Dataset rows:

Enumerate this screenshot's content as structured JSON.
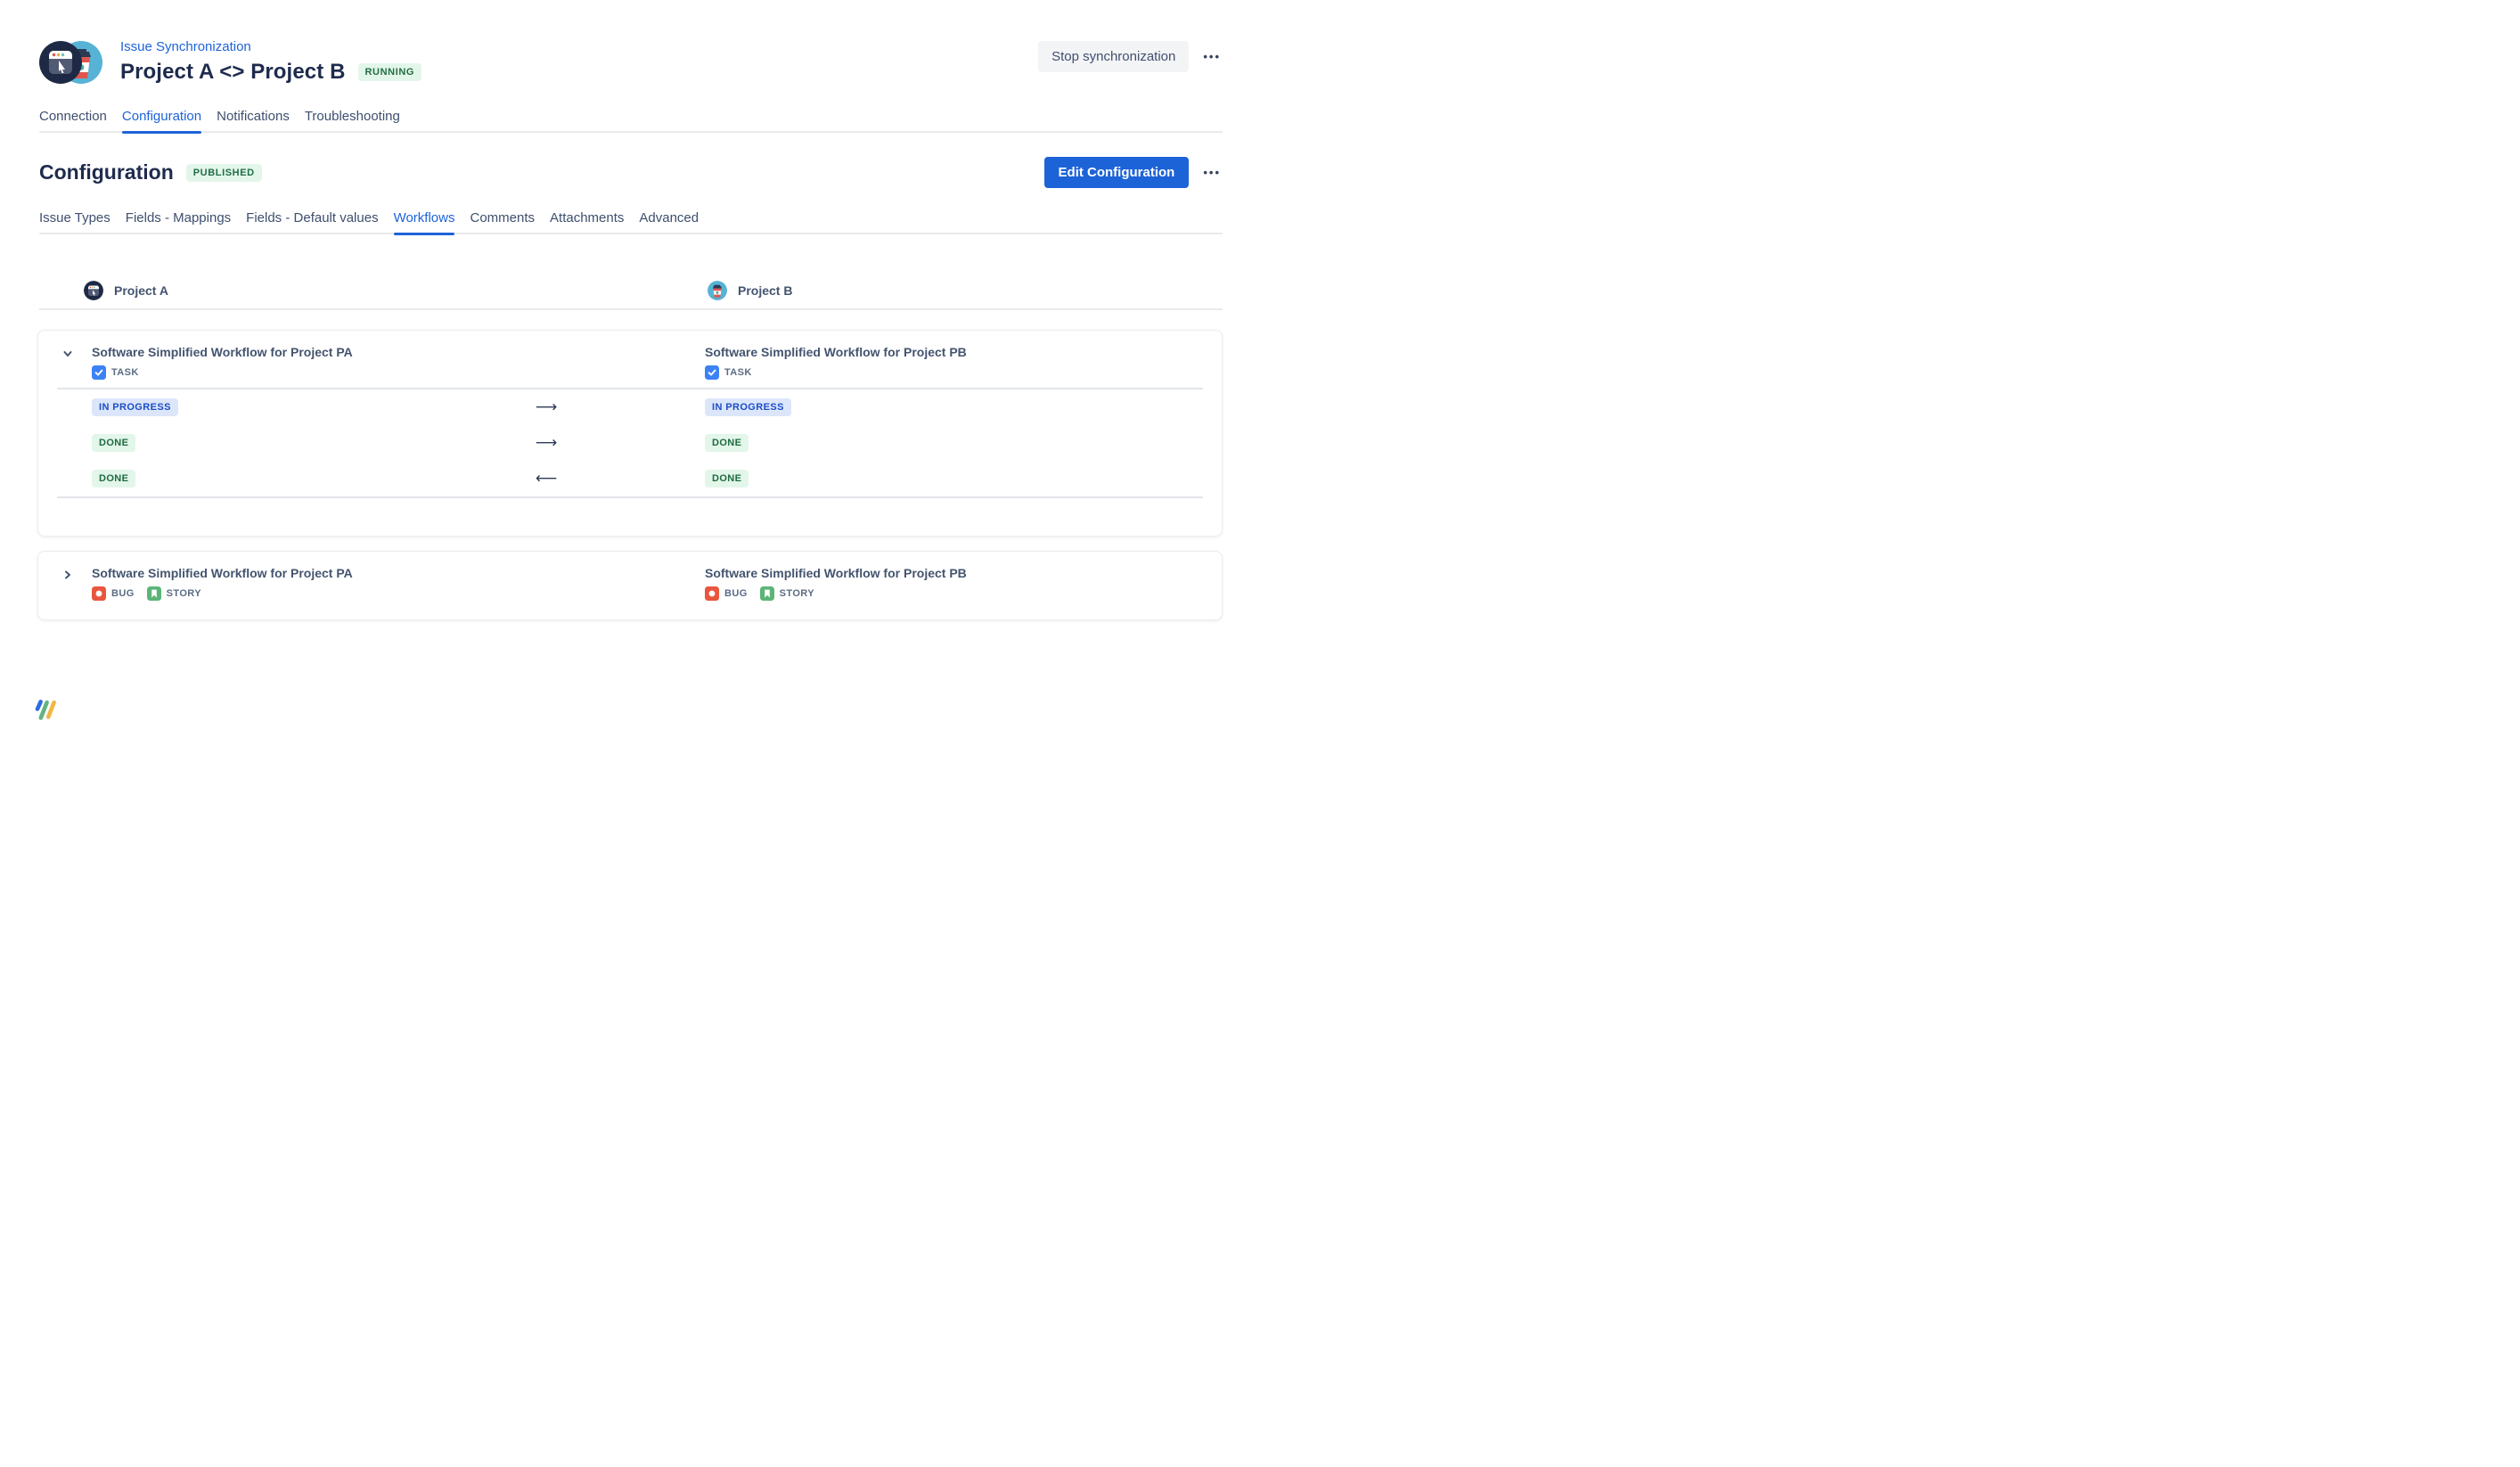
{
  "header": {
    "breadcrumb": "Issue Synchronization",
    "title": "Project A <> Project B",
    "status_badge": "RUNNING",
    "stop_button": "Stop synchronization",
    "more_label": "•••"
  },
  "tabs": {
    "items": [
      {
        "label": "Connection",
        "active": false
      },
      {
        "label": "Configuration",
        "active": true
      },
      {
        "label": "Notifications",
        "active": false
      },
      {
        "label": "Troubleshooting",
        "active": false
      }
    ]
  },
  "section": {
    "title": "Configuration",
    "badge": "PUBLISHED",
    "edit_button": "Edit Configuration",
    "more_label": "•••"
  },
  "subtabs": {
    "items": [
      {
        "label": "Issue Types",
        "active": false
      },
      {
        "label": "Fields - Mappings",
        "active": false
      },
      {
        "label": "Fields - Default values",
        "active": false
      },
      {
        "label": "Workflows",
        "active": true
      },
      {
        "label": "Comments",
        "active": false
      },
      {
        "label": "Attachments",
        "active": false
      },
      {
        "label": "Advanced",
        "active": false
      }
    ]
  },
  "table": {
    "columns": [
      {
        "label": "Project A",
        "icon": "browser-project-icon"
      },
      {
        "label": "Project B",
        "icon": "coffee-project-icon"
      }
    ]
  },
  "workflows": [
    {
      "expanded": true,
      "left": {
        "title": "Software Simplified Workflow for Project PA",
        "issue_types": [
          {
            "label": "TASK",
            "type": "task"
          }
        ]
      },
      "right": {
        "title": "Software Simplified Workflow for Project PB",
        "issue_types": [
          {
            "label": "TASK",
            "type": "task"
          }
        ]
      },
      "mappings": [
        {
          "from": "IN PROGRESS",
          "from_kind": "inprogress",
          "dir": "right",
          "to": "IN PROGRESS",
          "to_kind": "inprogress"
        },
        {
          "from": "DONE",
          "from_kind": "done",
          "dir": "right",
          "to": "DONE",
          "to_kind": "done"
        },
        {
          "from": "DONE",
          "from_kind": "done",
          "dir": "left",
          "to": "DONE",
          "to_kind": "done"
        }
      ]
    },
    {
      "expanded": false,
      "left": {
        "title": "Software Simplified Workflow for Project PA",
        "issue_types": [
          {
            "label": "BUG",
            "type": "bug"
          },
          {
            "label": "STORY",
            "type": "story"
          }
        ]
      },
      "right": {
        "title": "Software Simplified Workflow for Project PB",
        "issue_types": [
          {
            "label": "BUG",
            "type": "bug"
          },
          {
            "label": "STORY",
            "type": "story"
          }
        ]
      },
      "mappings": []
    }
  ],
  "glyphs": {
    "arrow_right": "⟶",
    "arrow_left": "⟵"
  },
  "colors": {
    "accent_blue": "#1d63d8",
    "navy_text": "#1e2b4d",
    "slate_text": "#44546f",
    "badge_green_bg": "#e3f6ea",
    "badge_green_text": "#216e46",
    "badge_blue_bg": "#dce6fb",
    "badge_blue_text": "#1b4dc4",
    "task_icon": "#3c82f6",
    "bug_icon": "#e8563d",
    "story_icon": "#5cb576",
    "logo_bars": [
      "#2f6ae0",
      "#63b37e",
      "#f2b642"
    ]
  }
}
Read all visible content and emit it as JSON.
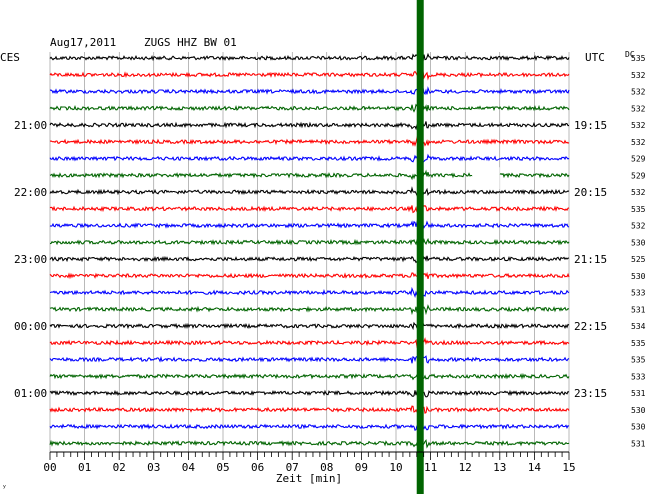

The problem:
Find the lines above that contain the word "Fields" and collect them.

Output of the task:
        "label": "Fields - Mappings",
        "label": "Fields - Default values",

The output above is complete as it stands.